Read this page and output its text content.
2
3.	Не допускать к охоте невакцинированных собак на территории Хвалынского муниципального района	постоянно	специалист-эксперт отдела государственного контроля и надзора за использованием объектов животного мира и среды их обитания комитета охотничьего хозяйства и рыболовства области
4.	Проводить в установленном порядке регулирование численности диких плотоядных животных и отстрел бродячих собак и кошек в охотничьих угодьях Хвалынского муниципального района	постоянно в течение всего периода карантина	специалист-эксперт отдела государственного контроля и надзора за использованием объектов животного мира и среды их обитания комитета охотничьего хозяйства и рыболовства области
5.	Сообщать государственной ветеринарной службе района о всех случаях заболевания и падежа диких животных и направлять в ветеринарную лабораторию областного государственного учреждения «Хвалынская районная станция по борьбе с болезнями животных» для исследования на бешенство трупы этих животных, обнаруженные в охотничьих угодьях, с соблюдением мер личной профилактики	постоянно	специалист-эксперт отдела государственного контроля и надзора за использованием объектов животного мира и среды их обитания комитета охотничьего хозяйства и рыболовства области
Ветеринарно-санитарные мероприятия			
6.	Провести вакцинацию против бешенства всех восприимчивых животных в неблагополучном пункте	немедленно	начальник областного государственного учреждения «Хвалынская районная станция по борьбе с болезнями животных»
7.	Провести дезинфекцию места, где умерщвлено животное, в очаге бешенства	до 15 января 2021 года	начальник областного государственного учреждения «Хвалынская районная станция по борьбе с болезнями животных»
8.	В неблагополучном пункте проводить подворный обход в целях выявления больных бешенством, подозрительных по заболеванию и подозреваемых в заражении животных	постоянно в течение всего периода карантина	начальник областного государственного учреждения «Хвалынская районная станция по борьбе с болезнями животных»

→ The task
Collect every line above that contains the word "района".

→ The answer
3.	Не допускать к охоте невакцинированных собак на территории Хвалынского муниципального района	постоянно	специалист-эксперт отдела государственного контроля и надзора за использованием объектов животного мира и среды их обитания комитета охотничьего хозяйства и рыболовства области
4.	Проводить в установленном порядке регулирование численности диких плотоядных животных и отстрел бродячих собак и кошек в охотничьих угодьях Хвалынского муниципального района	постоянно в течение всего периода карантина	специалист-эксперт отдела государственного контроля и надзора за использованием объектов животного мира и среды их обитания комитета охотничьего хозяйства и рыболовства области
5.	Сообщать государственной ветеринарной службе района о всех случаях заболевания и падежа диких животных и направлять в ветеринарную лабораторию областного государственного учреждения «Хвалынская районная станция по борьбе с болезнями животных» для исследования на бешенство трупы этих животных, обнаруженные в охотничьих угодьях, с соблюдением мер личной профилактики	постоянно	специалист-эксперт отдела государственного контроля и надзора за использованием объектов животного мира и среды их обитания комитета охотничьего хозяйства и рыболовства области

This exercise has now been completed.